■ GIVEN INSTRUCTION
Every record should be written out exactly, with the pictures left out.

■ EXERCISE DATA
-- begin --

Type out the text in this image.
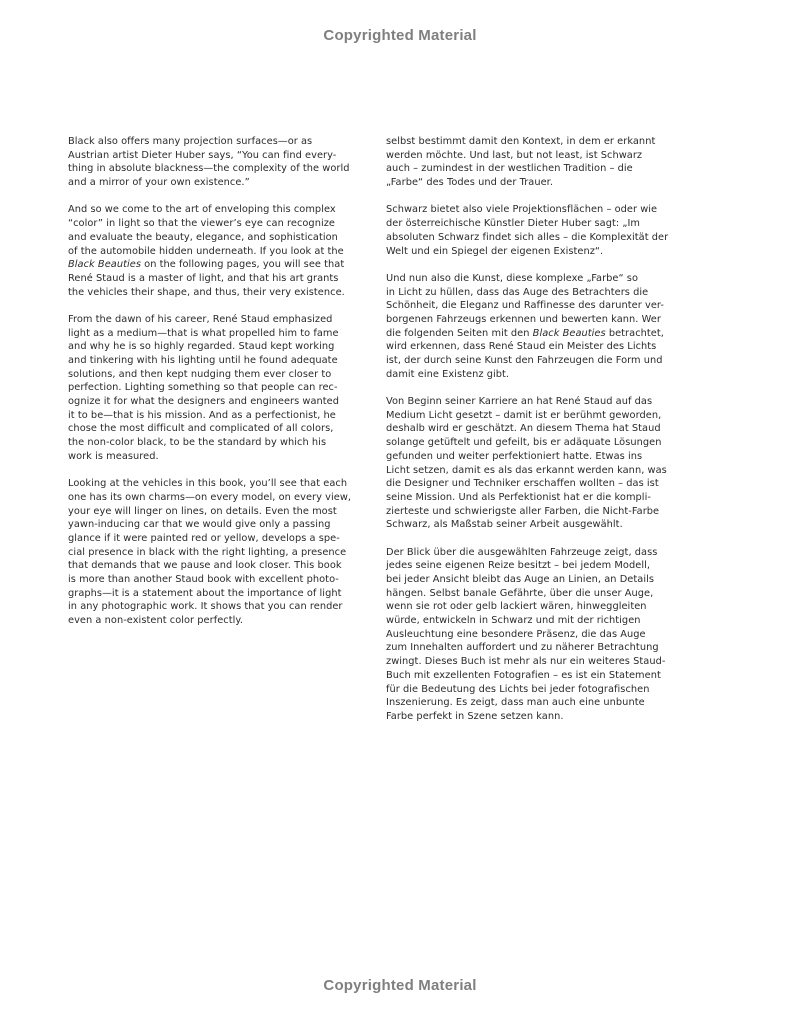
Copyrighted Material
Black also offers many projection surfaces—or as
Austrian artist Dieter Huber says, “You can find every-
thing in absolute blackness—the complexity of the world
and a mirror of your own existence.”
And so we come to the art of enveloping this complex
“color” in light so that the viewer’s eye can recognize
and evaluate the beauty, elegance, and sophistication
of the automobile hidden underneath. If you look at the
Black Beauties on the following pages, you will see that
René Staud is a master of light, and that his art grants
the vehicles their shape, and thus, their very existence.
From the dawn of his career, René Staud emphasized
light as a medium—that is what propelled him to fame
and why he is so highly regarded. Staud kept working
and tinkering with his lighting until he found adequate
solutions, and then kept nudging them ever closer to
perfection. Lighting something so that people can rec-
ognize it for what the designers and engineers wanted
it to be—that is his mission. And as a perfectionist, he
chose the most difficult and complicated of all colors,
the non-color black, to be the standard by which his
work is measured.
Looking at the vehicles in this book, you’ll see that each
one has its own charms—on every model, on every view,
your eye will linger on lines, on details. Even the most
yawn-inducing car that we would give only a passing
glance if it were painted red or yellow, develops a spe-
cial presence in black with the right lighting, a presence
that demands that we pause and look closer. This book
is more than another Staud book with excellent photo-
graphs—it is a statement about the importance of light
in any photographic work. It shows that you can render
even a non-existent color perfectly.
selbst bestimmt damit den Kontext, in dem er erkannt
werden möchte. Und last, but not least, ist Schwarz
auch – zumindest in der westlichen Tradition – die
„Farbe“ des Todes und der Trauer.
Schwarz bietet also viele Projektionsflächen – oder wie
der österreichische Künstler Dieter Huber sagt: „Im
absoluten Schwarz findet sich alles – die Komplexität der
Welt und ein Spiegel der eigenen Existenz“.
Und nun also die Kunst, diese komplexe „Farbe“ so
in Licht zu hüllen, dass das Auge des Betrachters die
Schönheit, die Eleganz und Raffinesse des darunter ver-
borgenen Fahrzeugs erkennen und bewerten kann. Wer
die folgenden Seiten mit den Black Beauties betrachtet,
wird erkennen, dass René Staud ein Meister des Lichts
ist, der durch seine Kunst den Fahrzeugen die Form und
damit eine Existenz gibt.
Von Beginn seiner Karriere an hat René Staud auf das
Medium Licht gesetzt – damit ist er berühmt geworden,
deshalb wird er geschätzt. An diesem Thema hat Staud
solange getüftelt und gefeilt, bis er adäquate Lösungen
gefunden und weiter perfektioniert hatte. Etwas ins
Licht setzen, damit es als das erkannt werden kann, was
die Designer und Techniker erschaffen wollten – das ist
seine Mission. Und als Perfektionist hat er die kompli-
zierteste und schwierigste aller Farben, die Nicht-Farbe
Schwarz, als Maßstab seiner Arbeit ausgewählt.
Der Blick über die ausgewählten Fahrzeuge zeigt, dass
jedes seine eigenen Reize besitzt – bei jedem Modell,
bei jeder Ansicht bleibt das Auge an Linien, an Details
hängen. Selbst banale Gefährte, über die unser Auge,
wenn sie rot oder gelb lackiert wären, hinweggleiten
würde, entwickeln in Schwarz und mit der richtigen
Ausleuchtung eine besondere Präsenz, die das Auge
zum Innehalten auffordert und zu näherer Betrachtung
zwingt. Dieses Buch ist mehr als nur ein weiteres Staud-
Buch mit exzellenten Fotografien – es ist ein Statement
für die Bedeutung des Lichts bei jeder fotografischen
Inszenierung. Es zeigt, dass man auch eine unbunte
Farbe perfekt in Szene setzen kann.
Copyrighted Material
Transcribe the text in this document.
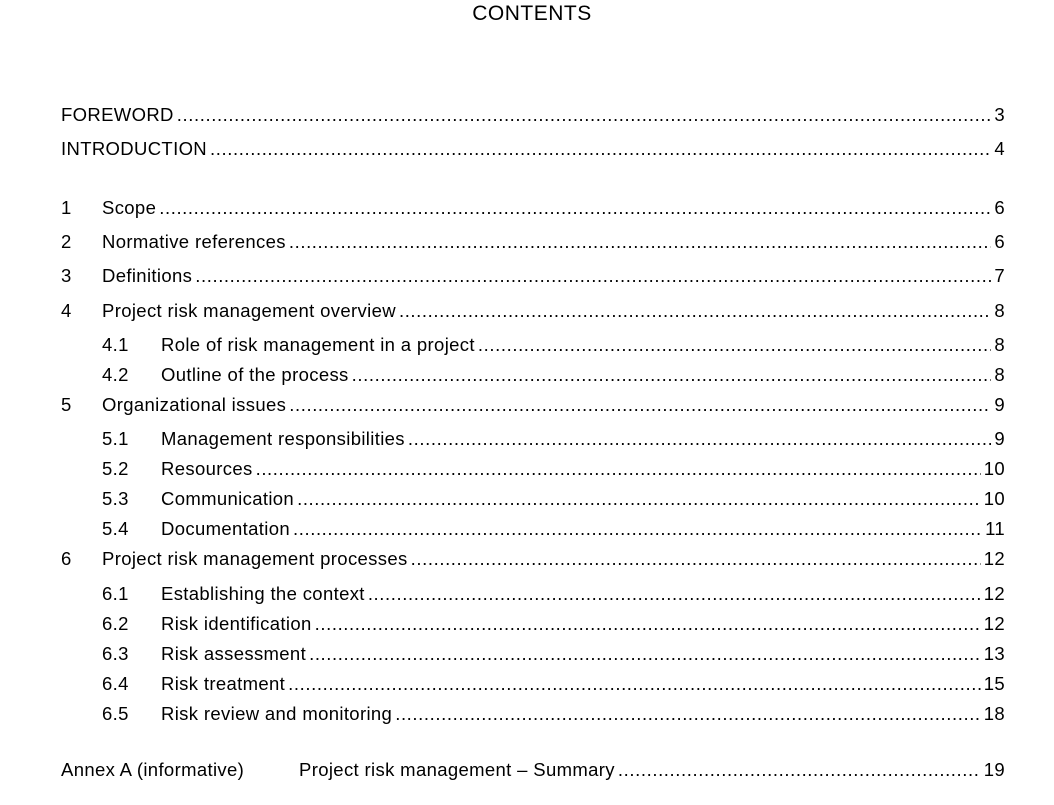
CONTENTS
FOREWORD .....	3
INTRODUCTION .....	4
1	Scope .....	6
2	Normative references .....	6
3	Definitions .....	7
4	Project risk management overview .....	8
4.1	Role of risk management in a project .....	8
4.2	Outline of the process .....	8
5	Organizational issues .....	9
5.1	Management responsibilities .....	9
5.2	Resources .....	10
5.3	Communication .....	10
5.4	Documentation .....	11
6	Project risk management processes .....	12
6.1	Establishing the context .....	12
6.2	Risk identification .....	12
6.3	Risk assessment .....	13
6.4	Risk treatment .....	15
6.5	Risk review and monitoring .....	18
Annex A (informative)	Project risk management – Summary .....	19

-- end --

■ SOLUTION
Type out the text in this image.
Copyrighted Material
Black also offers many projection surfaces—or as
Austrian artist Dieter Huber says, “You can find every-
thing in absolute blackness—the complexity of the world
and a mirror of your own existence.”
And so we come to the art of enveloping this complex
“color” in light so that the viewer’s eye can recognize
and evaluate the beauty, elegance, and sophistication
of the automobile hidden underneath. If you look at the
Black Beauties on the following pages, you will see that
René Staud is a master of light, and that his art grants
the vehicles their shape, and thus, their very existence.
From the dawn of his career, René Staud emphasized
light as a medium—that is what propelled him to fame
and why he is so highly regarded. Staud kept working
and tinkering with his lighting until he found adequate
solutions, and then kept nudging them ever closer to
perfection. Lighting something so that people can rec-
ognize it for what the designers and engineers wanted
it to be—that is his mission. And as a perfectionist, he
chose the most difficult and complicated of all colors,
the non-color black, to be the standard by which his
work is measured.
Looking at the vehicles in this book, you’ll see that each
one has its own charms—on every model, on every view,
your eye will linger on lines, on details. Even the most
yawn-inducing car that we would give only a passing
glance if it were painted red or yellow, develops a spe-
cial presence in black with the right lighting, a presence
that demands that we pause and look closer. This book
is more than another Staud book with excellent photo-
graphs—it is a statement about the importance of light
in any photographic work. It shows that you can render
even a non-existent color perfectly.
selbst bestimmt damit den Kontext, in dem er erkannt
werden möchte. Und last, but not least, ist Schwarz
auch – zumindest in der westlichen Tradition – die
„Farbe“ des Todes und der Trauer.
Schwarz bietet also viele Projektionsflächen – oder wie
der österreichische Künstler Dieter Huber sagt: „Im
absoluten Schwarz findet sich alles – die Komplexität der
Welt und ein Spiegel der eigenen Existenz“.
Und nun also die Kunst, diese komplexe „Farbe“ so
in Licht zu hüllen, dass das Auge des Betrachters die
Schönheit, die Eleganz und Raffinesse des darunter ver-
borgenen Fahrzeugs erkennen und bewerten kann. Wer
die folgenden Seiten mit den Black Beauties betrachtet,
wird erkennen, dass René Staud ein Meister des Lichts
ist, der durch seine Kunst den Fahrzeugen die Form und
damit eine Existenz gibt.
Von Beginn seiner Karriere an hat René Staud auf das
Medium Licht gesetzt – damit ist er berühmt geworden,
deshalb wird er geschätzt. An diesem Thema hat Staud
solange getüftelt und gefeilt, bis er adäquate Lösungen
gefunden und weiter perfektioniert hatte. Etwas ins
Licht setzen, damit es als das erkannt werden kann, was
die Designer und Techniker erschaffen wollten – das ist
seine Mission. Und als Perfektionist hat er die kompli-
zierteste und schwierigste aller Farben, die Nicht-Farbe
Schwarz, als Maßstab seiner Arbeit ausgewählt.
Der Blick über die ausgewählten Fahrzeuge zeigt, dass
jedes seine eigenen Reize besitzt – bei jedem Modell,
bei jeder Ansicht bleibt das Auge an Linien, an Details
hängen. Selbst banale Gefährte, über die unser Auge,
wenn sie rot oder gelb lackiert wären, hinweggleiten
würde, entwickeln in Schwarz und mit der richtigen
Ausleuchtung eine besondere Präsenz, die das Auge
zum Innehalten auffordert und zu näherer Betrachtung
zwingt. Dieses Buch ist mehr als nur ein weiteres Staud-
Buch mit exzellenten Fotografien – es ist ein Statement
für die Bedeutung des Lichts bei jeder fotografischen
Inszenierung. Es zeigt, dass man auch eine unbunte
Farbe perfekt in Szene setzen kann.
Copyrighted Material
Transcribe the text in this document.
CONTENTS
FOREWORD .....	3
INTRODUCTION .....	4
1	Scope .....	6
2	Normative references .....	6
3	Definitions .....	7
4	Project risk management overview .....	8
4.1	Role of risk management in a project .....	8
4.2	Outline of the process .....	8
5	Organizational issues .....	9
5.1	Management responsibilities .....	9
5.2	Resources .....	10
5.3	Communication .....	10
5.4	Documentation .....	11
6	Project risk management processes .....	12
6.1	Establishing the context .....	12
6.2	Risk identification .....	12
6.3	Risk assessment .....	13
6.4	Risk treatment .....	15
6.5	Risk review and monitoring .....	18
Annex A (informative)	Project risk management – Summary .....	19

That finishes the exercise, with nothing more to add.